No images are to be carried over; print all other material exactly as it stands.
-- start of Information shown --
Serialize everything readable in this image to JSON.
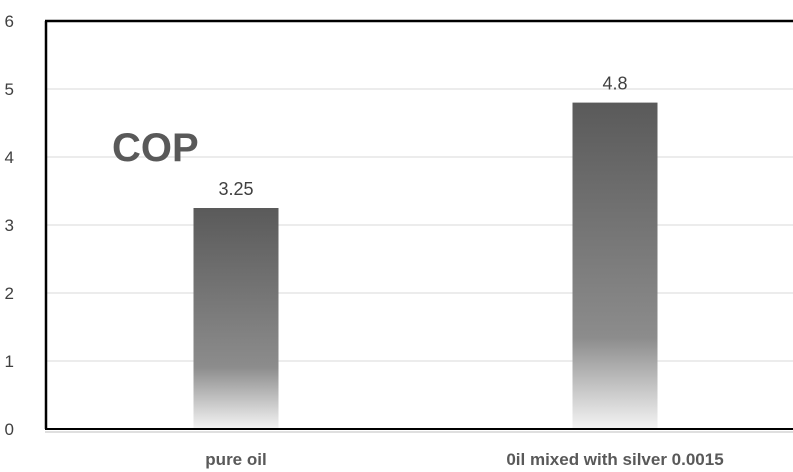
{
  "chart_data": {
    "type": "bar",
    "title": "COP",
    "categories": [
      "pure oil",
      "0il mixed with silver 0.0015"
    ],
    "values": [
      3.25,
      4.8
    ],
    "data_labels": [
      "3.25",
      "4.8"
    ],
    "y_ticks": [
      "0",
      "1",
      "2",
      "3",
      "4",
      "5",
      "6"
    ],
    "ylim": [
      0,
      6
    ],
    "xlabel": "",
    "ylabel": "",
    "grid": true,
    "legend": "none"
  },
  "colors": {
    "bar_top": "#5a5a5a",
    "bar_bottom": "#f4f4f4",
    "grid": "#d9d9d9",
    "axis": "#000000",
    "text": "#404040",
    "title": "#595959"
  }
}
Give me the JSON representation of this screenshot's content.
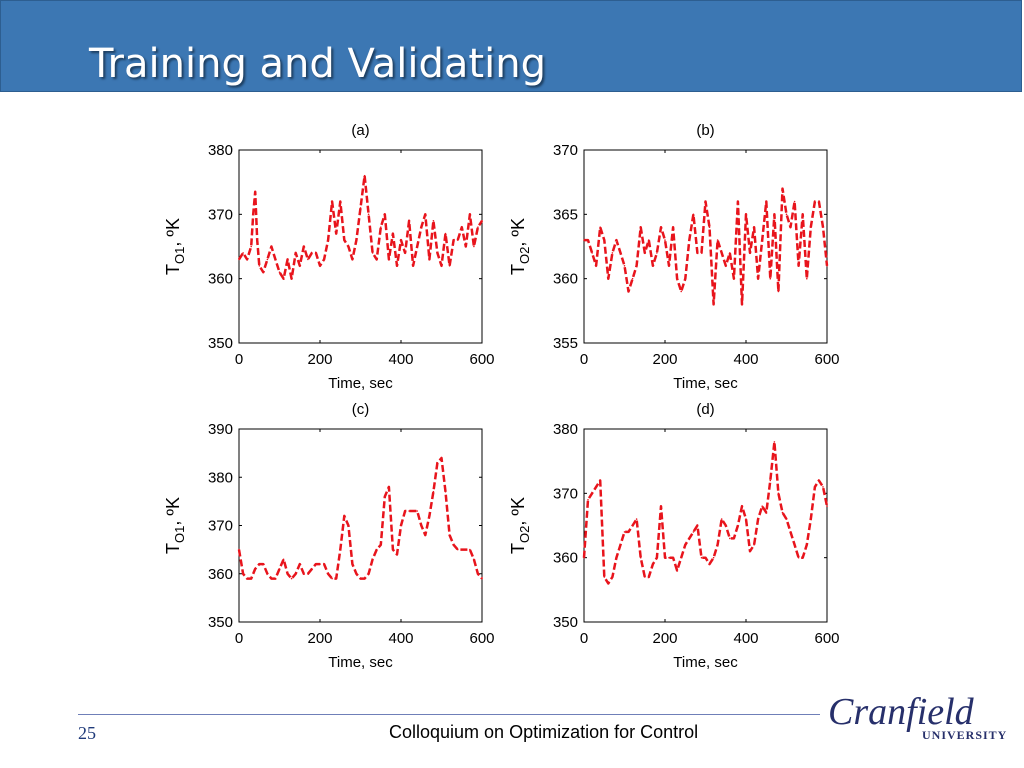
{
  "slide": {
    "title": "Training and Validating",
    "page_number": "25",
    "footer_text": "Colloquium on Optimization for Control",
    "logo": {
      "main": "Cranfield",
      "sub": "UNIVERSITY"
    },
    "colors": {
      "title_bar": "#3c77b3",
      "series_line": "#e8141c",
      "logo": "#27306b"
    }
  },
  "chart_data": [
    {
      "type": "line",
      "title": "(a)",
      "xlabel": "Time, sec",
      "ylabel": {
        "base": "T",
        "sub": "O1",
        "suffix": ", ºK"
      },
      "xlim": [
        0,
        600
      ],
      "ylim": [
        350,
        380
      ],
      "xticks": [
        0,
        200,
        400,
        600
      ],
      "yticks": [
        350,
        360,
        370,
        380
      ],
      "grid": false,
      "series": [
        {
          "style": "dashed",
          "color": "#e8141c",
          "x": [
            0,
            10,
            20,
            30,
            35,
            40,
            45,
            50,
            60,
            70,
            80,
            90,
            100,
            110,
            120,
            130,
            140,
            150,
            160,
            170,
            180,
            190,
            200,
            210,
            220,
            230,
            240,
            250,
            260,
            270,
            280,
            290,
            300,
            310,
            320,
            330,
            340,
            350,
            360,
            370,
            380,
            390,
            400,
            410,
            420,
            430,
            440,
            450,
            460,
            470,
            480,
            490,
            500,
            510,
            520,
            530,
            540,
            550,
            560,
            570,
            580,
            590,
            600
          ],
          "y": [
            363,
            364,
            363,
            365,
            370,
            373.5,
            366,
            362,
            361,
            363,
            365,
            363,
            361,
            360,
            363,
            360,
            364,
            362,
            365,
            363,
            364,
            364,
            362,
            363,
            366,
            372,
            367,
            372,
            366,
            365,
            363,
            366,
            371,
            376,
            370,
            364,
            363,
            368,
            370,
            363,
            367,
            362,
            366,
            364,
            369,
            362,
            365,
            368,
            370,
            363,
            369,
            364,
            362,
            367,
            362,
            366,
            366,
            368,
            365,
            370,
            365,
            368,
            369
          ]
        }
      ]
    },
    {
      "type": "line",
      "title": "(b)",
      "xlabel": "Time, sec",
      "ylabel": {
        "base": "T",
        "sub": "O2",
        "suffix": ", ºK"
      },
      "xlim": [
        0,
        600
      ],
      "ylim": [
        355,
        370
      ],
      "xticks": [
        0,
        200,
        400,
        600
      ],
      "yticks": [
        355,
        360,
        365,
        370
      ],
      "grid": false,
      "series": [
        {
          "style": "dashed",
          "color": "#e8141c",
          "x": [
            0,
            10,
            20,
            30,
            40,
            50,
            60,
            70,
            80,
            90,
            100,
            110,
            120,
            130,
            140,
            150,
            160,
            170,
            180,
            190,
            200,
            210,
            220,
            230,
            240,
            250,
            260,
            270,
            280,
            290,
            300,
            310,
            320,
            330,
            340,
            350,
            360,
            370,
            380,
            390,
            400,
            410,
            420,
            430,
            440,
            450,
            460,
            470,
            480,
            490,
            500,
            510,
            520,
            530,
            540,
            550,
            560,
            570,
            580,
            590,
            600
          ],
          "y": [
            363,
            363,
            362,
            361,
            364,
            363,
            360,
            362,
            363,
            362,
            361,
            359,
            360,
            361,
            364,
            362,
            363,
            361,
            362,
            364,
            363,
            361,
            364,
            360,
            359,
            360,
            363,
            365,
            362,
            362,
            366,
            364,
            358,
            363,
            362,
            361,
            362,
            360,
            366,
            358,
            365,
            362,
            364,
            360,
            363,
            366,
            360,
            365,
            359,
            367,
            365,
            364,
            366,
            361,
            365,
            360,
            364,
            366,
            366,
            364,
            361
          ]
        }
      ]
    },
    {
      "type": "line",
      "title": "(c)",
      "xlabel": "Time, sec",
      "ylabel": {
        "base": "T",
        "sub": "O1",
        "suffix": ", ºK"
      },
      "xlim": [
        0,
        600
      ],
      "ylim": [
        350,
        390
      ],
      "xticks": [
        0,
        200,
        400,
        600
      ],
      "yticks": [
        350,
        360,
        370,
        380,
        390
      ],
      "grid": false,
      "series": [
        {
          "style": "dashed",
          "color": "#e8141c",
          "x": [
            0,
            10,
            20,
            30,
            40,
            50,
            60,
            70,
            80,
            90,
            100,
            110,
            120,
            130,
            140,
            150,
            160,
            170,
            180,
            190,
            200,
            210,
            220,
            230,
            240,
            250,
            260,
            270,
            280,
            290,
            300,
            310,
            320,
            330,
            340,
            350,
            360,
            370,
            380,
            390,
            400,
            410,
            420,
            430,
            440,
            450,
            460,
            470,
            480,
            490,
            500,
            510,
            520,
            530,
            540,
            550,
            560,
            570,
            580,
            590,
            600
          ],
          "y": [
            365,
            360,
            359,
            359,
            361,
            362,
            362,
            360,
            359,
            359,
            361,
            363,
            360,
            359,
            360,
            362,
            360,
            360,
            361,
            362,
            362,
            362,
            360,
            359,
            359,
            365,
            372,
            370,
            362,
            360,
            359,
            359,
            360,
            363,
            365,
            366,
            376,
            378,
            365,
            364,
            370,
            373,
            373,
            373,
            373,
            370,
            368,
            372,
            377,
            383,
            384,
            377,
            368,
            366,
            365,
            365,
            365,
            365,
            363,
            360,
            359
          ]
        }
      ]
    },
    {
      "type": "line",
      "title": "(d)",
      "xlabel": "Time, sec",
      "ylabel": {
        "base": "T",
        "sub": "O2",
        "suffix": ", ºK"
      },
      "xlim": [
        0,
        600
      ],
      "ylim": [
        350,
        380
      ],
      "xticks": [
        0,
        200,
        400,
        600
      ],
      "yticks": [
        350,
        360,
        370,
        380
      ],
      "grid": false,
      "series": [
        {
          "style": "dashed",
          "color": "#e8141c",
          "x": [
            0,
            10,
            20,
            30,
            40,
            50,
            60,
            70,
            80,
            90,
            100,
            110,
            120,
            130,
            140,
            150,
            160,
            170,
            180,
            190,
            200,
            210,
            220,
            230,
            240,
            250,
            260,
            270,
            280,
            290,
            300,
            310,
            320,
            330,
            340,
            350,
            360,
            370,
            380,
            390,
            400,
            410,
            420,
            430,
            440,
            450,
            460,
            470,
            480,
            490,
            500,
            510,
            520,
            530,
            540,
            550,
            560,
            570,
            580,
            590,
            600
          ],
          "y": [
            360,
            369,
            370,
            371,
            372,
            357,
            356,
            357,
            360,
            362,
            364,
            364,
            365,
            366,
            360,
            357,
            357,
            359,
            360,
            368,
            360,
            360,
            360,
            358,
            360,
            362,
            363,
            364,
            365,
            360,
            360,
            359,
            360,
            362,
            366,
            365,
            363,
            363,
            365,
            368,
            366,
            361,
            362,
            366,
            368,
            367,
            372,
            378,
            370,
            367,
            366,
            364,
            362,
            360,
            360,
            362,
            366,
            371,
            372,
            371,
            368
          ]
        }
      ]
    }
  ]
}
-- end of Information shown --
> _Output for this exercise_
Serialize everything readable in this image to JSON.
{
  "chart_data": {
    "type": "bar",
    "title": "COP",
    "categories": [
      "pure oil",
      "0il mixed with silver 0.0015"
    ],
    "values": [
      3.25,
      4.8
    ],
    "data_labels": [
      "3.25",
      "4.8"
    ],
    "y_ticks": [
      "0",
      "1",
      "2",
      "3",
      "4",
      "5",
      "6"
    ],
    "ylim": [
      0,
      6
    ],
    "xlabel": "",
    "ylabel": "",
    "grid": true,
    "legend": "none"
  },
  "colors": {
    "bar_top": "#5a5a5a",
    "bar_bottom": "#f4f4f4",
    "grid": "#d9d9d9",
    "axis": "#000000",
    "text": "#404040",
    "title": "#595959"
  }
}
Give me the JSON representation of this screenshot's content.
{
  "slide": {
    "title": "Training and Validating",
    "page_number": "25",
    "footer_text": "Colloquium on Optimization for Control",
    "logo": {
      "main": "Cranfield",
      "sub": "UNIVERSITY"
    },
    "colors": {
      "title_bar": "#3c77b3",
      "series_line": "#e8141c",
      "logo": "#27306b"
    }
  },
  "chart_data": [
    {
      "type": "line",
      "title": "(a)",
      "xlabel": "Time, sec",
      "ylabel": {
        "base": "T",
        "sub": "O1",
        "suffix": ", ºK"
      },
      "xlim": [
        0,
        600
      ],
      "ylim": [
        350,
        380
      ],
      "xticks": [
        0,
        200,
        400,
        600
      ],
      "yticks": [
        350,
        360,
        370,
        380
      ],
      "grid": false,
      "series": [
        {
          "style": "dashed",
          "color": "#e8141c",
          "x": [
            0,
            10,
            20,
            30,
            35,
            40,
            45,
            50,
            60,
            70,
            80,
            90,
            100,
            110,
            120,
            130,
            140,
            150,
            160,
            170,
            180,
            190,
            200,
            210,
            220,
            230,
            240,
            250,
            260,
            270,
            280,
            290,
            300,
            310,
            320,
            330,
            340,
            350,
            360,
            370,
            380,
            390,
            400,
            410,
            420,
            430,
            440,
            450,
            460,
            470,
            480,
            490,
            500,
            510,
            520,
            530,
            540,
            550,
            560,
            570,
            580,
            590,
            600
          ],
          "y": [
            363,
            364,
            363,
            365,
            370,
            373.5,
            366,
            362,
            361,
            363,
            365,
            363,
            361,
            360,
            363,
            360,
            364,
            362,
            365,
            363,
            364,
            364,
            362,
            363,
            366,
            372,
            367,
            372,
            366,
            365,
            363,
            366,
            371,
            376,
            370,
            364,
            363,
            368,
            370,
            363,
            367,
            362,
            366,
            364,
            369,
            362,
            365,
            368,
            370,
            363,
            369,
            364,
            362,
            367,
            362,
            366,
            366,
            368,
            365,
            370,
            365,
            368,
            369
          ]
        }
      ]
    },
    {
      "type": "line",
      "title": "(b)",
      "xlabel": "Time, sec",
      "ylabel": {
        "base": "T",
        "sub": "O2",
        "suffix": ", ºK"
      },
      "xlim": [
        0,
        600
      ],
      "ylim": [
        355,
        370
      ],
      "xticks": [
        0,
        200,
        400,
        600
      ],
      "yticks": [
        355,
        360,
        365,
        370
      ],
      "grid": false,
      "series": [
        {
          "style": "dashed",
          "color": "#e8141c",
          "x": [
            0,
            10,
            20,
            30,
            40,
            50,
            60,
            70,
            80,
            90,
            100,
            110,
            120,
            130,
            140,
            150,
            160,
            170,
            180,
            190,
            200,
            210,
            220,
            230,
            240,
            250,
            260,
            270,
            280,
            290,
            300,
            310,
            320,
            330,
            340,
            350,
            360,
            370,
            380,
            390,
            400,
            410,
            420,
            430,
            440,
            450,
            460,
            470,
            480,
            490,
            500,
            510,
            520,
            530,
            540,
            550,
            560,
            570,
            580,
            590,
            600
          ],
          "y": [
            363,
            363,
            362,
            361,
            364,
            363,
            360,
            362,
            363,
            362,
            361,
            359,
            360,
            361,
            364,
            362,
            363,
            361,
            362,
            364,
            363,
            361,
            364,
            360,
            359,
            360,
            363,
            365,
            362,
            362,
            366,
            364,
            358,
            363,
            362,
            361,
            362,
            360,
            366,
            358,
            365,
            362,
            364,
            360,
            363,
            366,
            360,
            365,
            359,
            367,
            365,
            364,
            366,
            361,
            365,
            360,
            364,
            366,
            366,
            364,
            361
          ]
        }
      ]
    },
    {
      "type": "line",
      "title": "(c)",
      "xlabel": "Time, sec",
      "ylabel": {
        "base": "T",
        "sub": "O1",
        "suffix": ", ºK"
      },
      "xlim": [
        0,
        600
      ],
      "ylim": [
        350,
        390
      ],
      "xticks": [
        0,
        200,
        400,
        600
      ],
      "yticks": [
        350,
        360,
        370,
        380,
        390
      ],
      "grid": false,
      "series": [
        {
          "style": "dashed",
          "color": "#e8141c",
          "x": [
            0,
            10,
            20,
            30,
            40,
            50,
            60,
            70,
            80,
            90,
            100,
            110,
            120,
            130,
            140,
            150,
            160,
            170,
            180,
            190,
            200,
            210,
            220,
            230,
            240,
            250,
            260,
            270,
            280,
            290,
            300,
            310,
            320,
            330,
            340,
            350,
            360,
            370,
            380,
            390,
            400,
            410,
            420,
            430,
            440,
            450,
            460,
            470,
            480,
            490,
            500,
            510,
            520,
            530,
            540,
            550,
            560,
            570,
            580,
            590,
            600
          ],
          "y": [
            365,
            360,
            359,
            359,
            361,
            362,
            362,
            360,
            359,
            359,
            361,
            363,
            360,
            359,
            360,
            362,
            360,
            360,
            361,
            362,
            362,
            362,
            360,
            359,
            359,
            365,
            372,
            370,
            362,
            360,
            359,
            359,
            360,
            363,
            365,
            366,
            376,
            378,
            365,
            364,
            370,
            373,
            373,
            373,
            373,
            370,
            368,
            372,
            377,
            383,
            384,
            377,
            368,
            366,
            365,
            365,
            365,
            365,
            363,
            360,
            359
          ]
        }
      ]
    },
    {
      "type": "line",
      "title": "(d)",
      "xlabel": "Time, sec",
      "ylabel": {
        "base": "T",
        "sub": "O2",
        "suffix": ", ºK"
      },
      "xlim": [
        0,
        600
      ],
      "ylim": [
        350,
        380
      ],
      "xticks": [
        0,
        200,
        400,
        600
      ],
      "yticks": [
        350,
        360,
        370,
        380
      ],
      "grid": false,
      "series": [
        {
          "style": "dashed",
          "color": "#e8141c",
          "x": [
            0,
            10,
            20,
            30,
            40,
            50,
            60,
            70,
            80,
            90,
            100,
            110,
            120,
            130,
            140,
            150,
            160,
            170,
            180,
            190,
            200,
            210,
            220,
            230,
            240,
            250,
            260,
            270,
            280,
            290,
            300,
            310,
            320,
            330,
            340,
            350,
            360,
            370,
            380,
            390,
            400,
            410,
            420,
            430,
            440,
            450,
            460,
            470,
            480,
            490,
            500,
            510,
            520,
            530,
            540,
            550,
            560,
            570,
            580,
            590,
            600
          ],
          "y": [
            360,
            369,
            370,
            371,
            372,
            357,
            356,
            357,
            360,
            362,
            364,
            364,
            365,
            366,
            360,
            357,
            357,
            359,
            360,
            368,
            360,
            360,
            360,
            358,
            360,
            362,
            363,
            364,
            365,
            360,
            360,
            359,
            360,
            362,
            366,
            365,
            363,
            363,
            365,
            368,
            366,
            361,
            362,
            366,
            368,
            367,
            372,
            378,
            370,
            367,
            366,
            364,
            362,
            360,
            360,
            362,
            366,
            371,
            372,
            371,
            368
          ]
        }
      ]
    }
  ]
}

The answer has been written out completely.